## Supplied entries
════════════════════

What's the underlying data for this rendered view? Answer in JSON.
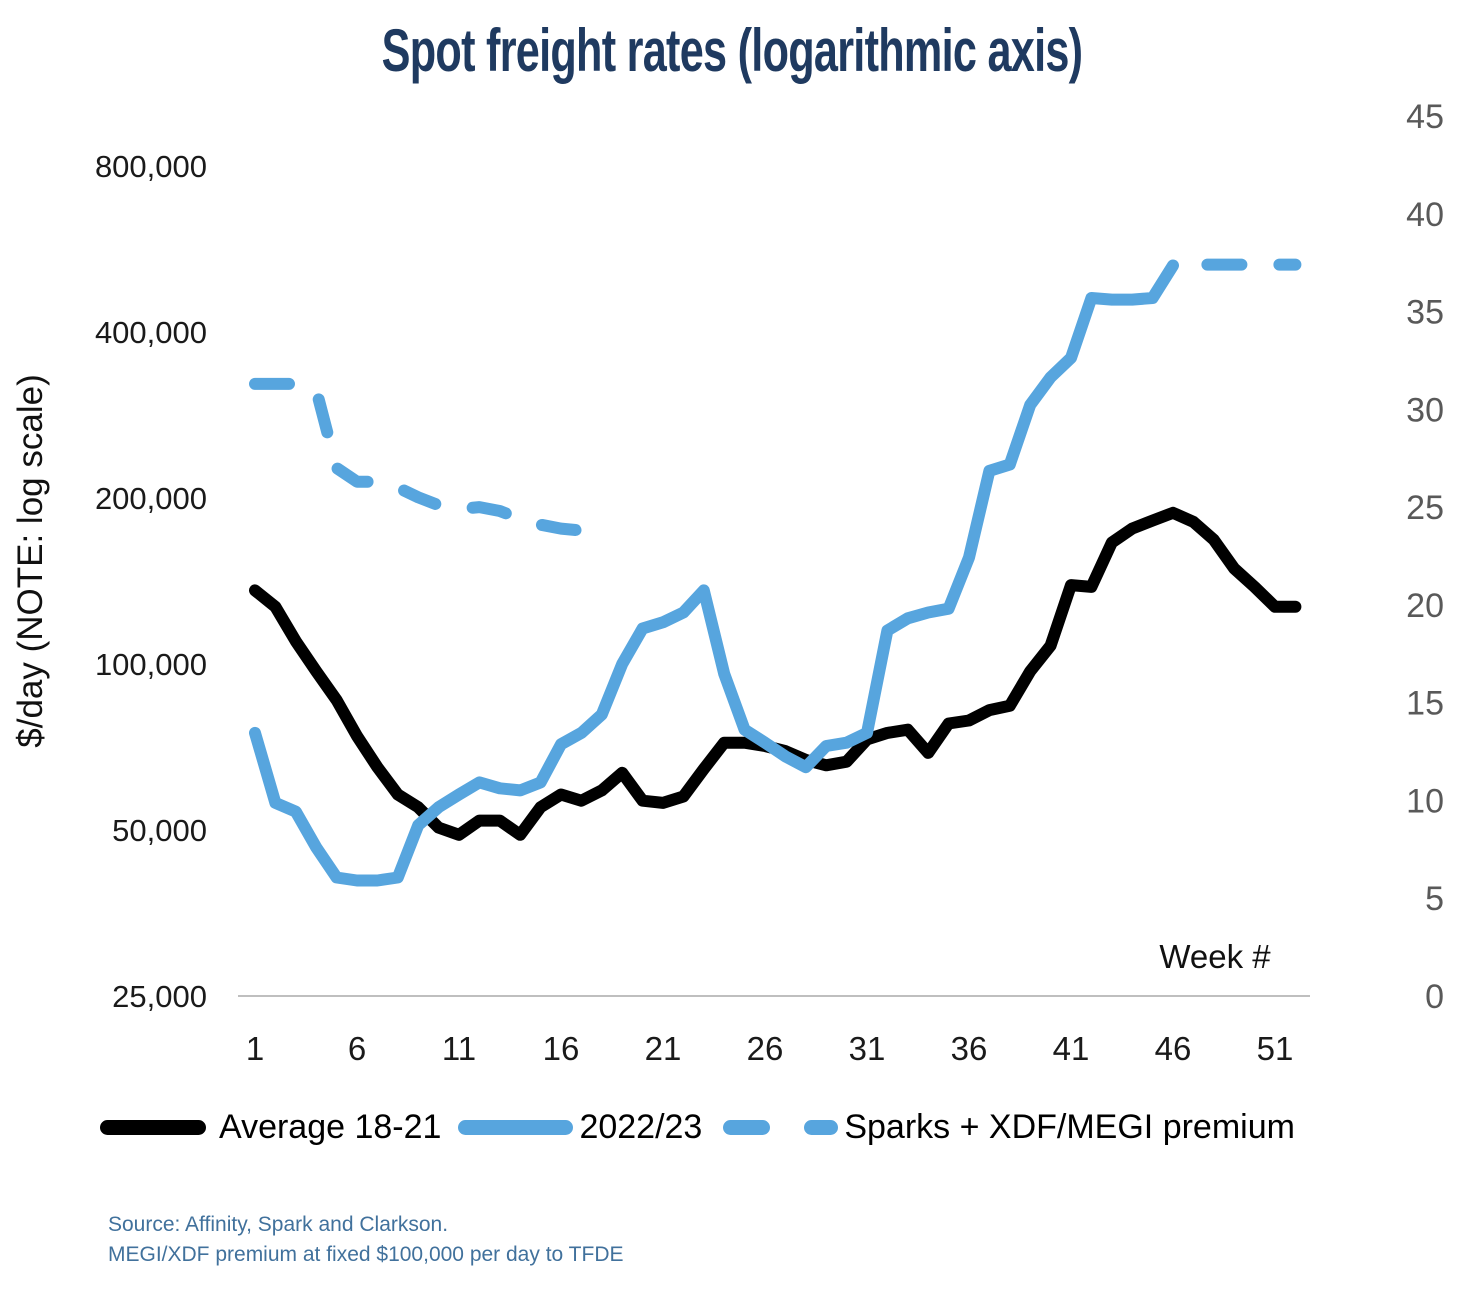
{
  "chart_data": {
    "type": "line",
    "title": "Spot freight rates (logarithmic axis)",
    "x_axis": {
      "label": "Week #",
      "ticks": [
        1,
        6,
        11,
        16,
        21,
        26,
        31,
        36,
        41,
        46,
        51
      ],
      "min": 1,
      "max": 52
    },
    "y_axis_left": {
      "label": "$/day (NOTE: log scale)",
      "scale": "log2",
      "unit": "$/day",
      "ticks": [
        {
          "value": 25000,
          "label": "25,000"
        },
        {
          "value": 50000,
          "label": "50,000"
        },
        {
          "value": 100000,
          "label": "100,000"
        },
        {
          "value": 200000,
          "label": "200,000"
        },
        {
          "value": 400000,
          "label": "400,000"
        },
        {
          "value": 800000,
          "label": "800,000"
        }
      ]
    },
    "y_axis_right": {
      "ticks": [
        0,
        5,
        10,
        15,
        20,
        25,
        30,
        35,
        40,
        45
      ],
      "range": [
        0,
        45
      ]
    },
    "grid": false,
    "legend_position": "bottom",
    "x_weeks": [
      1,
      2,
      3,
      4,
      5,
      6,
      7,
      8,
      9,
      10,
      11,
      12,
      13,
      14,
      15,
      16,
      17,
      18,
      19,
      20,
      21,
      22,
      23,
      24,
      25,
      26,
      27,
      28,
      29,
      30,
      31,
      32,
      33,
      34,
      35,
      36,
      37,
      38,
      39,
      40,
      41,
      42,
      43,
      44,
      45,
      46,
      47,
      48,
      49,
      50,
      51,
      52
    ],
    "series": [
      {
        "id": "average-18-21",
        "name": "Average 18-21",
        "axis": "left",
        "color": "#000000",
        "style": "solid",
        "values": [
          136000,
          127000,
          110000,
          97000,
          86000,
          74000,
          65000,
          58000,
          55000,
          50500,
          49000,
          52000,
          52000,
          49000,
          55000,
          58000,
          56500,
          59000,
          63500,
          56500,
          56000,
          57500,
          64500,
          72000,
          72000,
          71000,
          69500,
          67000,
          65500,
          66500,
          73000,
          75000,
          76000,
          69000,
          78000,
          79000,
          82500,
          84000,
          97000,
          108000,
          139000,
          138000,
          166000,
          176000,
          182000,
          188000,
          181000,
          168000,
          149000,
          138000,
          127000,
          127000
        ]
      },
      {
        "id": "2022-23",
        "name": "2022/23",
        "axis": "left",
        "color": "#57A5DE",
        "style": "solid",
        "values": [
          75000,
          56000,
          54000,
          46500,
          41000,
          40500,
          40500,
          41000,
          51000,
          55000,
          58000,
          61000,
          59500,
          59000,
          61000,
          71500,
          75000,
          81000,
          100000,
          116000,
          119000,
          124000,
          136000,
          96000,
          76000,
          72000,
          68000,
          65000,
          71000,
          72000,
          75000,
          115000,
          121000,
          124000,
          126000,
          156000,
          224000,
          230000,
          295000,
          331000,
          359000,
          461000,
          458000,
          458000,
          461000,
          528000,
          null,
          null,
          null,
          null,
          null,
          null
        ]
      },
      {
        "id": "sparks-premium",
        "name": "Sparks + XDF/MEGI premium",
        "axis": "right",
        "color": "#57A5DE",
        "style": "dashed",
        "values": [
          31.3,
          31.3,
          31.3,
          31,
          27,
          26.3,
          26.3,
          26,
          25.5,
          25.1,
          24.9,
          25,
          24.8,
          24.4,
          24.1,
          23.9,
          23.8,
          null,
          null,
          null,
          null,
          null,
          null,
          null,
          null,
          null,
          null,
          null,
          null,
          null,
          null,
          null,
          null,
          null,
          null,
          null,
          null,
          null,
          null,
          null,
          null,
          null,
          null,
          null,
          null,
          null,
          37.4,
          37.4,
          37.4,
          37.4,
          37.4,
          37.4
        ]
      }
    ]
  },
  "footnote": {
    "line1": "Source: Affinity, Spark and Clarkson.",
    "line2": "MEGI/XDF premium at fixed $100,000 per day to TFDE"
  },
  "colors": {
    "title_navy": "#1F3A60",
    "source_blue": "#41719C",
    "axis_line_gray": "#BFBFBF",
    "left_tick_text": "#1a1a1a",
    "right_tick_text": "#595959",
    "x_tick_text": "#1a1a1a"
  }
}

════════════════════

## Brief
Across the records, how many lines contain "name"? Only the number should be given.

## Reply
3